◆ **DESCRIÇÃO DO PROBLEMA**:
Enumere as coisas sobre as quais, segundo o excerto abaixo, quem escreve tem remoído muito.

◆ **EXCERTO DO DOCUMENTO**:

Ufa, afinal é tudo uma questão de vitamina D


A grande preocupação de muitos não se prende com os afetos, a economia, a política, a saúde, a justiça ou a educação, mas com a praia. 


Os últimos dias foram de grande alívio para mim, quase de felicidade, e quero partilhar isso com os leitores (admitindo que os tenho, claro, e entre família e amigos pelo menos alguns se arranjarão). Antes houve dois meses difíceis, angustiantes, de preocupação, et cetera, para mim e para todos, e para muitos seguramente bem mais do que para mim – que a vida custa a todos, mas não custa, evidentemente, da mesma forma. E quando as coisas começaram a aliviar um pouco, eu não fiquei muito menos angustiado nem preocupado. Só um bocadinho, mas devo dizer, mea culpa, que maio, que já leva mais de metade cumprida, não foi um mar de descontração. Nada disso. Muito tenho remoído sobre a morte, a doença, a pobreza, a solidão, a angústia, a velhice – coisas que sempre aí estão, mas que esta situação que temos vivido veio exacerbar. E, olhando para diante, angustiava-me a incerteza sobre o que vai acontecer, para onde vamos, como vamos. Quantos perderão emprego, quantos adoecerão, o que mudará nas nossas vidas, que caminhos tudo isto abre para sombras e perigos que já se anunciavam? Et cetera. E em coisas mais comezinhas, mas não menos importantes, antes pelo contrário, andava eu preocupado em saber quando podem os filhos e os netos abraçar os pais e os avós, e vice-versa. E quando podemos nós, como diria um grande amigo, agarrar a mão dos nossos mortos no momento em que se vão. E também muito me tem tirado o sossego saber se é preciso cortar aqui ou ali e em quem e como, e quanto, e se há emprego, se há economia, se há meios de subsistência, e que futuro há e como será. E nem falo de mim mesmo, do que me tem faltado e falta, dos meus e das pontes e caminhos da vida subitamente cortados ou colocados em suspenso.

Dados de análise estruturada da página
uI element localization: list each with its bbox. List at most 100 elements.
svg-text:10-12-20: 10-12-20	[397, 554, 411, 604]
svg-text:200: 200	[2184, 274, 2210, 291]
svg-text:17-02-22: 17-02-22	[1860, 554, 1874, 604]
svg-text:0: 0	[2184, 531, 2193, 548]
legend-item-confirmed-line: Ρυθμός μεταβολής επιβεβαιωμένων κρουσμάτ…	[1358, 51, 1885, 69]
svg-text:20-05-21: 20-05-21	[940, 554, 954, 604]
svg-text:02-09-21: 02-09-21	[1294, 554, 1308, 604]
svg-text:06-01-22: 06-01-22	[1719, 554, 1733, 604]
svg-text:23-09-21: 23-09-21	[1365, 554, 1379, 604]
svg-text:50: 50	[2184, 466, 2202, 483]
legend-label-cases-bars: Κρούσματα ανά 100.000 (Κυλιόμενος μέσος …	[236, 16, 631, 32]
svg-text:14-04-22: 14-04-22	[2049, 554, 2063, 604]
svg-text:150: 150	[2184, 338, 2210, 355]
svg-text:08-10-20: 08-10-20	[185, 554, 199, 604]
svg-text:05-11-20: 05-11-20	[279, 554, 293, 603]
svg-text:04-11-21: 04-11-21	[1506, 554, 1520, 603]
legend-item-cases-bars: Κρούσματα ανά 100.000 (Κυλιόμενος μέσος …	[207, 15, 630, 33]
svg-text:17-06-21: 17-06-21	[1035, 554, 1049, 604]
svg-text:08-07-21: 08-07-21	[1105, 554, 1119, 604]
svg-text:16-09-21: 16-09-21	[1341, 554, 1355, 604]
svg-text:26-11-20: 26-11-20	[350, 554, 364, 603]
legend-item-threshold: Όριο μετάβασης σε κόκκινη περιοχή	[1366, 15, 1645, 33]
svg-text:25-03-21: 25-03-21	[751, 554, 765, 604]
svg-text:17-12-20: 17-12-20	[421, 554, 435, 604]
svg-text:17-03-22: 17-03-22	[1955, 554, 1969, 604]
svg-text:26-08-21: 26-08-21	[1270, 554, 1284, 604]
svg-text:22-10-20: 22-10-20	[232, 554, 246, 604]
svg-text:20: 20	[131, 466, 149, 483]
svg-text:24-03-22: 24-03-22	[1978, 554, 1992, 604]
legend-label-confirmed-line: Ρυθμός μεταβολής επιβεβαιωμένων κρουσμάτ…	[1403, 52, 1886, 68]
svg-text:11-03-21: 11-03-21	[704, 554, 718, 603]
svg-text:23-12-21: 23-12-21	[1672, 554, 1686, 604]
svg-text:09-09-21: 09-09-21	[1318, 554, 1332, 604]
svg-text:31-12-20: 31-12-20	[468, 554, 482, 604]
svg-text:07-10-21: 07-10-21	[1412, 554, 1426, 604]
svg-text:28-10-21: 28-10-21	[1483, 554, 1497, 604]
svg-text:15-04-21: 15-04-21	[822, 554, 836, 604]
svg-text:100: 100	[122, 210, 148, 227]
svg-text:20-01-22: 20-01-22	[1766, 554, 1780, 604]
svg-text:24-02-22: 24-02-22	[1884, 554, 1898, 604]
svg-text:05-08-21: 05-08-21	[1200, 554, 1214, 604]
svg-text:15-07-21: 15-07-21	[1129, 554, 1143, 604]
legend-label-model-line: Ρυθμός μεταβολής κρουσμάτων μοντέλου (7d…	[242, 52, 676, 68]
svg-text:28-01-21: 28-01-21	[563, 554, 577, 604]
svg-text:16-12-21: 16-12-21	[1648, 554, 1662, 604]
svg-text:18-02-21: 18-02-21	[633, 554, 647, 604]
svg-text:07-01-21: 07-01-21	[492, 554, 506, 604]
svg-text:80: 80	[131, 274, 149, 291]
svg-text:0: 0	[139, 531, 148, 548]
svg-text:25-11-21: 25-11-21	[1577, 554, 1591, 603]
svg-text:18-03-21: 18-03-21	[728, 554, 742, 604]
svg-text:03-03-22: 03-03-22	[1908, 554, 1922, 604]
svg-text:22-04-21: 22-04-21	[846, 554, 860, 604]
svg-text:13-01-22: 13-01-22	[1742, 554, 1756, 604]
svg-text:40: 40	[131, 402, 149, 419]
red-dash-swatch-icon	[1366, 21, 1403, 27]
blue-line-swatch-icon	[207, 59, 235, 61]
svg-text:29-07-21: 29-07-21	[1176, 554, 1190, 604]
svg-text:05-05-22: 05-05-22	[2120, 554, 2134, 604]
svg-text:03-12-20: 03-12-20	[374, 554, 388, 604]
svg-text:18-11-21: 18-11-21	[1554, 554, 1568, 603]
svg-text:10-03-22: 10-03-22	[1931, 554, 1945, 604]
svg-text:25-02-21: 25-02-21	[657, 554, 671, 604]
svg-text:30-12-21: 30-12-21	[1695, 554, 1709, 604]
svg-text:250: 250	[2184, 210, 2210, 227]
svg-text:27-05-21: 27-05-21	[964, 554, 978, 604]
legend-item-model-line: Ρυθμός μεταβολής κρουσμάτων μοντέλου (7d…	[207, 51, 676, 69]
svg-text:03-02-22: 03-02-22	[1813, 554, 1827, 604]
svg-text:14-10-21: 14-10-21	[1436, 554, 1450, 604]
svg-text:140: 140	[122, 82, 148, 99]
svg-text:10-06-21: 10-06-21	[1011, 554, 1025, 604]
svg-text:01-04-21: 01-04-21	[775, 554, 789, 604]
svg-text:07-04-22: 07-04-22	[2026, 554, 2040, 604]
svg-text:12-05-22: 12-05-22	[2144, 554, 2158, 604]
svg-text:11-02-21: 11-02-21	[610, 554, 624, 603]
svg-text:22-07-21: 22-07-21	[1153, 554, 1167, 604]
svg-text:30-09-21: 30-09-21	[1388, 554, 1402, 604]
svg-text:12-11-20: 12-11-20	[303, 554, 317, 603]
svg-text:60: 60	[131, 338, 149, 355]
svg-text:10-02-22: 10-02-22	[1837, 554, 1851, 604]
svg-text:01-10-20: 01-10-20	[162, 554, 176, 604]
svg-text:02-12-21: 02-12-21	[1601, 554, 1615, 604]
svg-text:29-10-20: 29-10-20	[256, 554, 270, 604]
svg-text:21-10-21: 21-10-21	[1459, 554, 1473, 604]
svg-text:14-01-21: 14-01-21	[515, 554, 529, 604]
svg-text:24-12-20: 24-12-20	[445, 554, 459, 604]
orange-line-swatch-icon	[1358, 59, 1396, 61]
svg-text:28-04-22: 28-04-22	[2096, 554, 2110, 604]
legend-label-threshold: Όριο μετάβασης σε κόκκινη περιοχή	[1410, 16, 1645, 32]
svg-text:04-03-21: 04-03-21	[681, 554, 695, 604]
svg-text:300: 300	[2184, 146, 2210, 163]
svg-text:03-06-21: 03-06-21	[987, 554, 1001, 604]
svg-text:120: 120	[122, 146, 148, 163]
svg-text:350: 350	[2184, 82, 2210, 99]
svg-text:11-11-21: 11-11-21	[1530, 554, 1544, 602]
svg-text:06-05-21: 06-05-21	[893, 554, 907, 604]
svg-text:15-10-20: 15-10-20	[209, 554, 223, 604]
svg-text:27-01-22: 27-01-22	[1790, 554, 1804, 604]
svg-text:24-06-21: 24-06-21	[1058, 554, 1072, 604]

◆ **A SUA RESPOSTA**:
- a morte
- a doença
- a pobreza
- a solidão
- a angústia
- a velhice